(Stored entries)
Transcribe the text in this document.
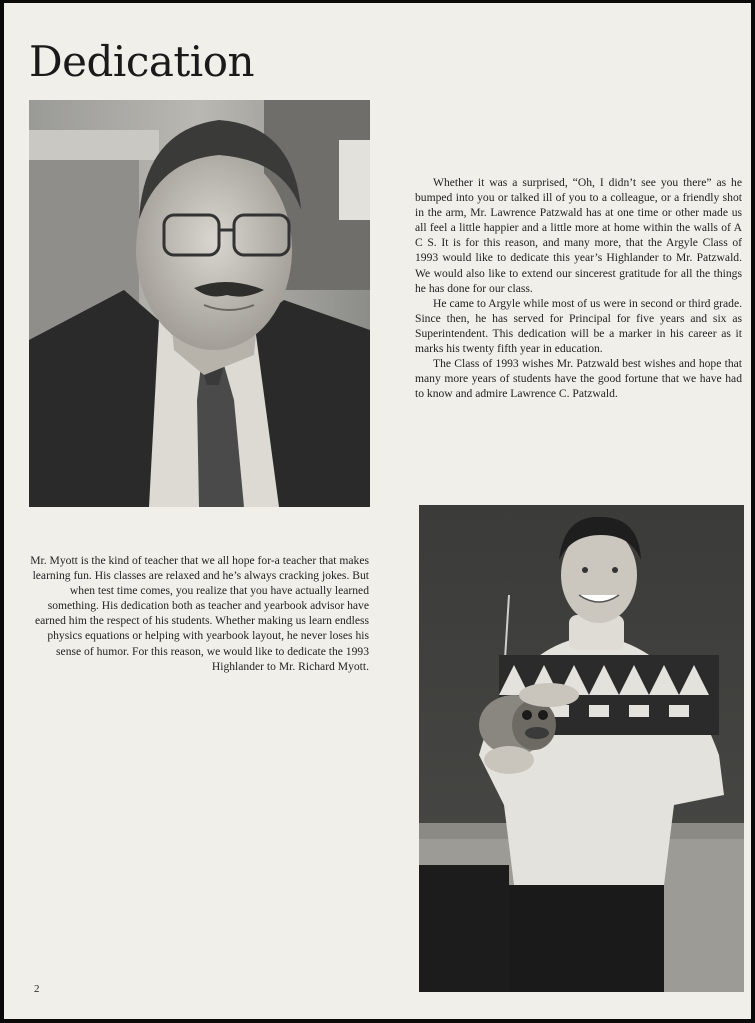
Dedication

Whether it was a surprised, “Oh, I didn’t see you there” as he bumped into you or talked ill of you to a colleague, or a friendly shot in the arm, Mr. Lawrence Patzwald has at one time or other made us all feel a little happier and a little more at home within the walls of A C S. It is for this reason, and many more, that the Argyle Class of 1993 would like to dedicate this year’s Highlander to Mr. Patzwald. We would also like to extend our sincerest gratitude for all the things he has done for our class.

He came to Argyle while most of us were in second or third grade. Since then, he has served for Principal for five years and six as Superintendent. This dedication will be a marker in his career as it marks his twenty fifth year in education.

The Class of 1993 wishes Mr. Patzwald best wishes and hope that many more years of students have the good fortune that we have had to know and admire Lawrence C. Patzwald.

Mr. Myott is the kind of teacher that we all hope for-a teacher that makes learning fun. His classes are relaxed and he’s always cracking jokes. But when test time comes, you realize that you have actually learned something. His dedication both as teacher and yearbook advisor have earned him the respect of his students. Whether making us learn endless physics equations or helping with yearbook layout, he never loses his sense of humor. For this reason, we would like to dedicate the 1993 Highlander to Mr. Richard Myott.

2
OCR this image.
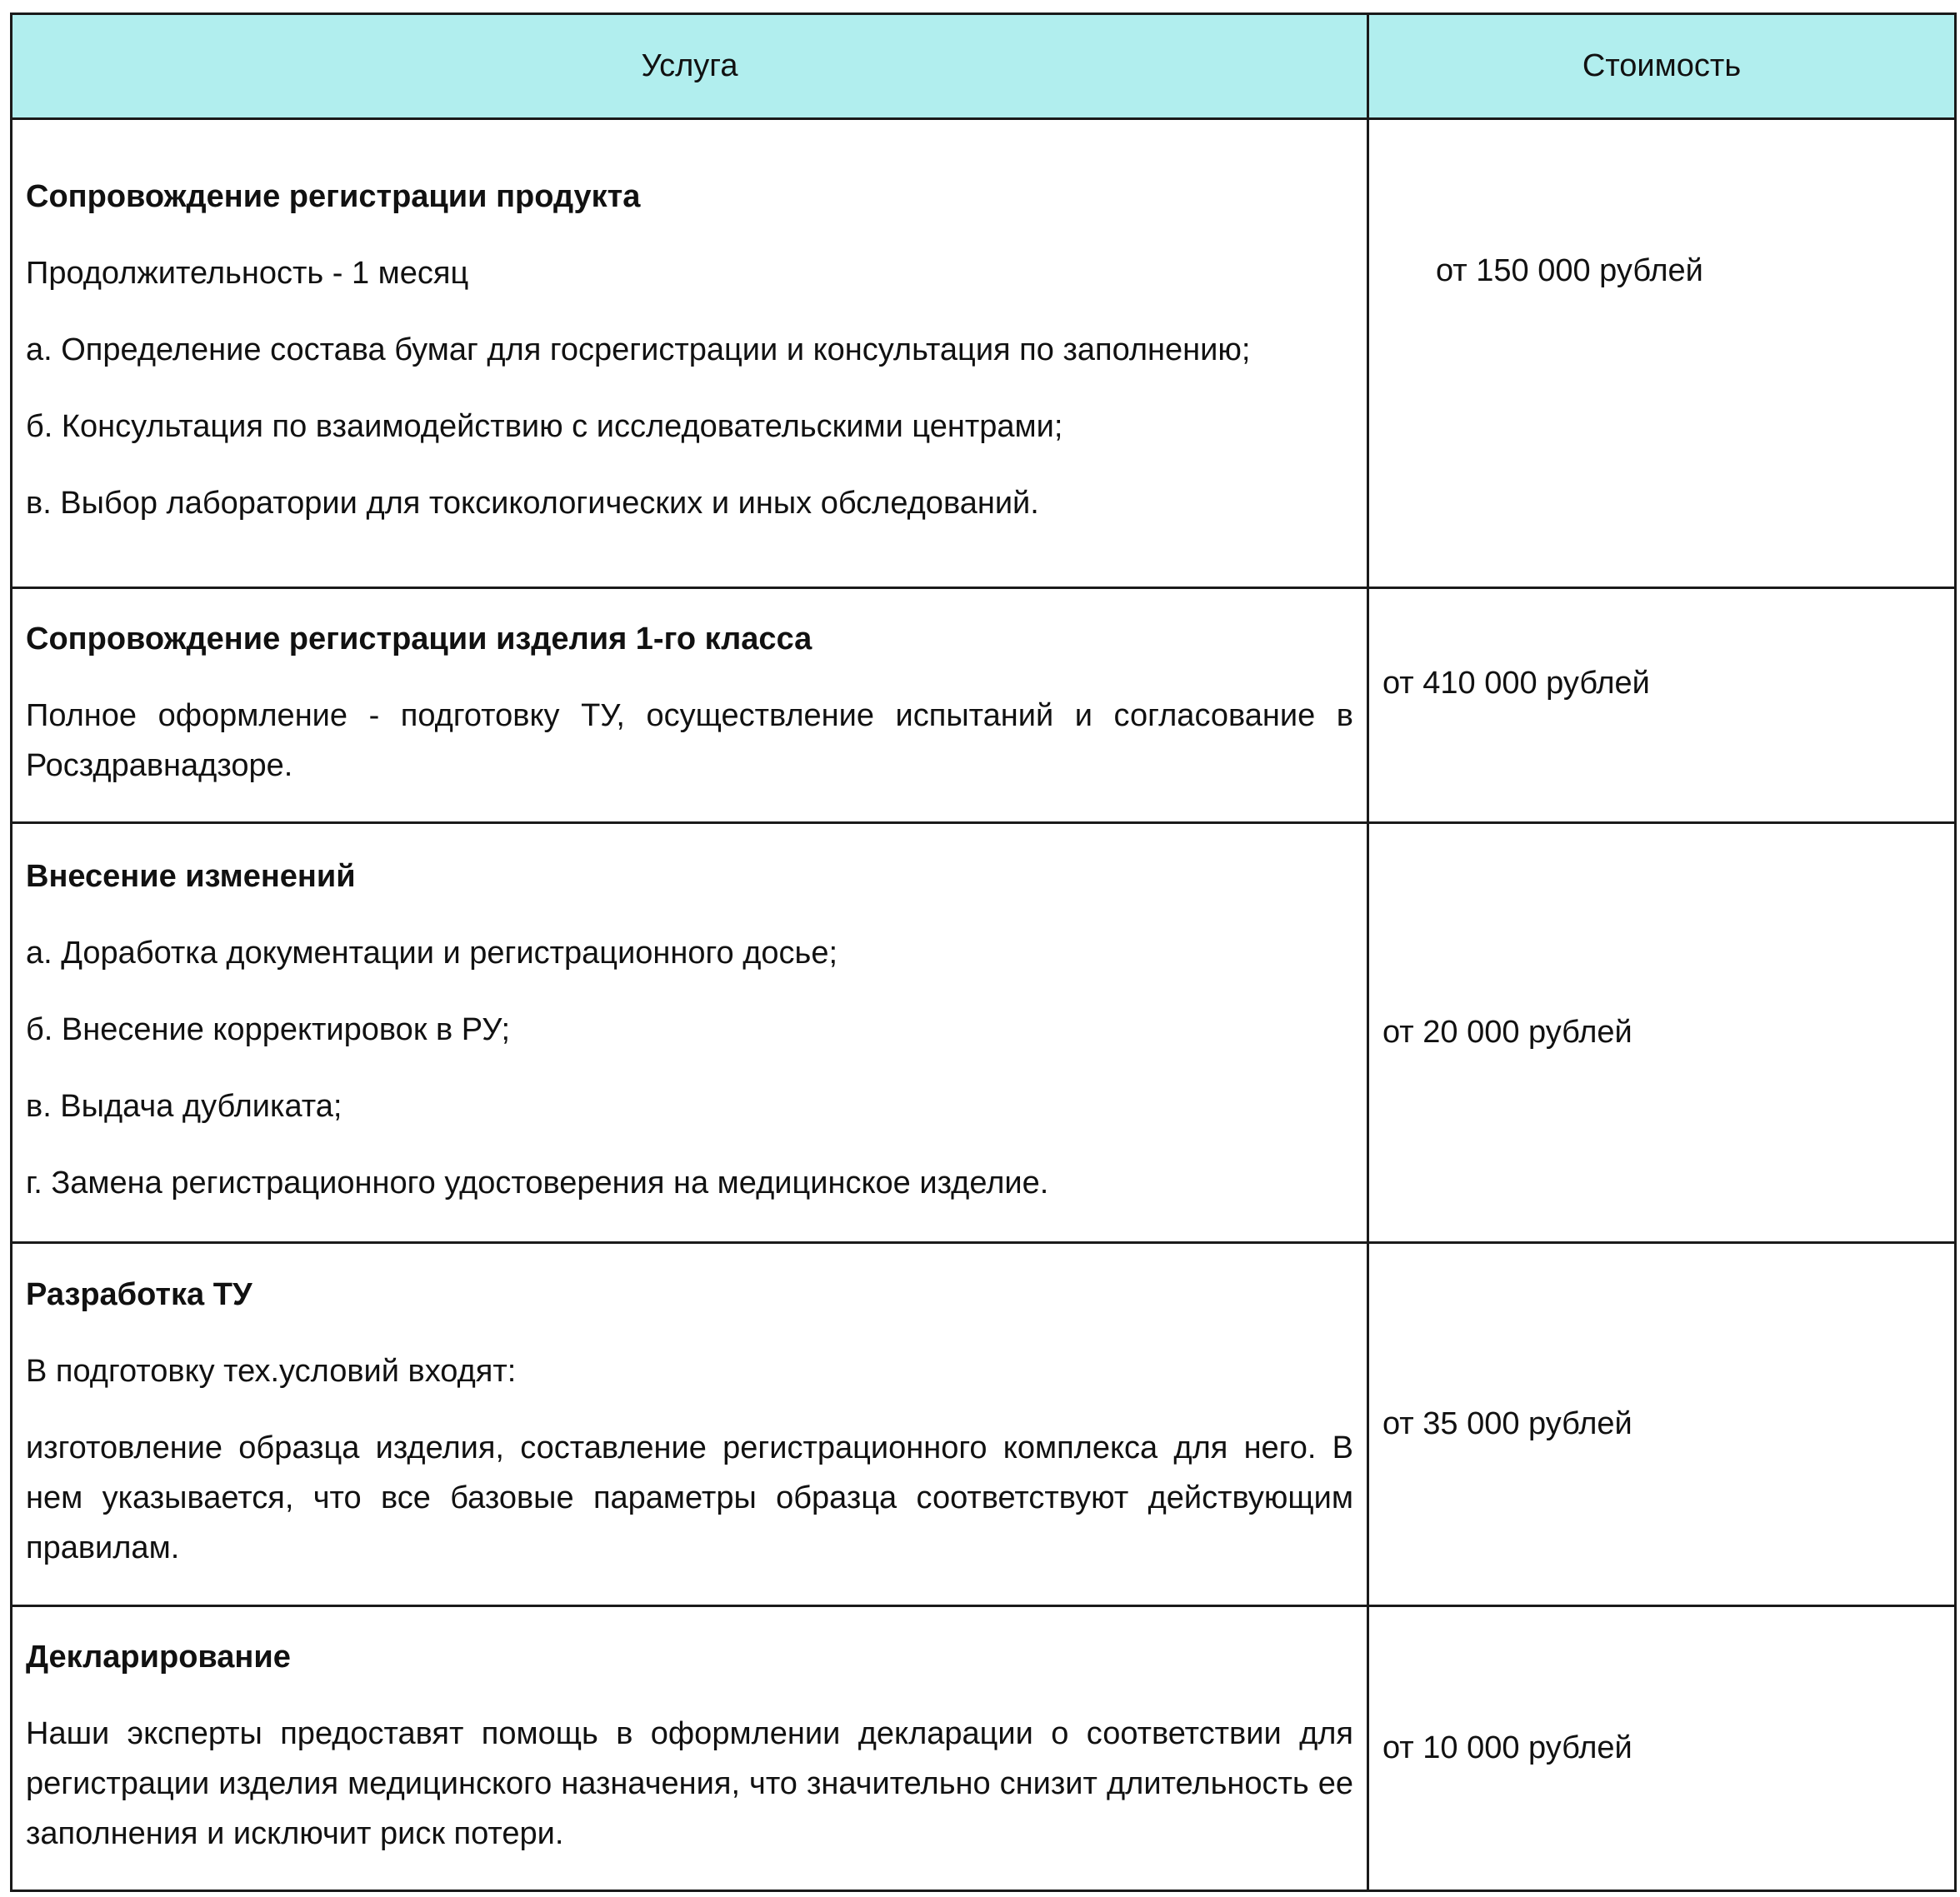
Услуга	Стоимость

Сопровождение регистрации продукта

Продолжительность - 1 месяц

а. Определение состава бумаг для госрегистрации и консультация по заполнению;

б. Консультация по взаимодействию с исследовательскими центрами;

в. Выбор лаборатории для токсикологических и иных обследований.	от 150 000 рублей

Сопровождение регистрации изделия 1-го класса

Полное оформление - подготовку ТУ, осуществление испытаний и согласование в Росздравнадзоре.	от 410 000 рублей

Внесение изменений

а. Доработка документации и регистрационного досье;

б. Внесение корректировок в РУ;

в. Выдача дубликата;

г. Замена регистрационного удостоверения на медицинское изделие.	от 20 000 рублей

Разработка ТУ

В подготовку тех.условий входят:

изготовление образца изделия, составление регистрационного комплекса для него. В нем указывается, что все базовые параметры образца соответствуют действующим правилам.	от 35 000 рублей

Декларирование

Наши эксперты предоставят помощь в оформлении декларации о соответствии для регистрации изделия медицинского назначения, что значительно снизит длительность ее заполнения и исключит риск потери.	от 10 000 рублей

= REQUIRED TASK =
Retype the entries word for word. Omit any images.

= COMPLETE OUTPUT =
Transcribe the text in this document.
Dedication

Whether it was a surprised, “Oh, I didn’t see you there” as he bumped into you or talked ill of you to a colleague, or a friendly shot in the arm, Mr. Lawrence Patzwald has at one time or other made us all feel a little happier and a little more at home within the walls of A C S. It is for this reason, and many more, that the Argyle Class of 1993 would like to dedicate this year’s Highlander to Mr. Patzwald. We would also like to extend our sincerest gratitude for all the things he has done for our class.

He came to Argyle while most of us were in second or third grade. Since then, he has served for Principal for five years and six as Superintendent. This dedication will be a marker in his career as it marks his twenty fifth year in education.

The Class of 1993 wishes Mr. Patzwald best wishes and hope that many more years of students have the good fortune that we have had to know and admire Lawrence C. Patzwald.

Mr. Myott is the kind of teacher that we all hope for-a teacher that makes learning fun. His classes are relaxed and he’s always cracking jokes. But when test time comes, you realize that you have actually learned something. His dedication both as teacher and yearbook advisor have earned him the respect of his students. Whether making us learn endless physics equations or helping with yearbook layout, he never loses his sense of humor. For this reason, we would like to dedicate the 1993 Highlander to Mr. Richard Myott.

2
OCR this image.
Услуга	Стоимость

Сопровождение регистрации продукта

Продолжительность - 1 месяц

а. Определение состава бумаг для госрегистрации и консультация по заполнению;

б. Консультация по взаимодействию с исследовательскими центрами;

в. Выбор лаборатории для токсикологических и иных обследований.	от 150 000 рублей

Сопровождение регистрации изделия 1-го класса

Полное оформление - подготовку ТУ, осуществление испытаний и согласование в Росздравнадзоре.	от 410 000 рублей

Внесение изменений

а. Доработка документации и регистрационного досье;

б. Внесение корректировок в РУ;

в. Выдача дубликата;

г. Замена регистрационного удостоверения на медицинское изделие.	от 20 000 рублей

Разработка ТУ

В подготовку тех.условий входят:

изготовление образца изделия, составление регистрационного комплекса для него. В нем указывается, что все базовые параметры образца соответствуют действующим правилам.	от 35 000 рублей

Декларирование

Наши эксперты предоставят помощь в оформлении декларации о соответствии для регистрации изделия медицинского назначения, что значительно снизит длительность ее заполнения и исключит риск потери.	от 10 000 рублей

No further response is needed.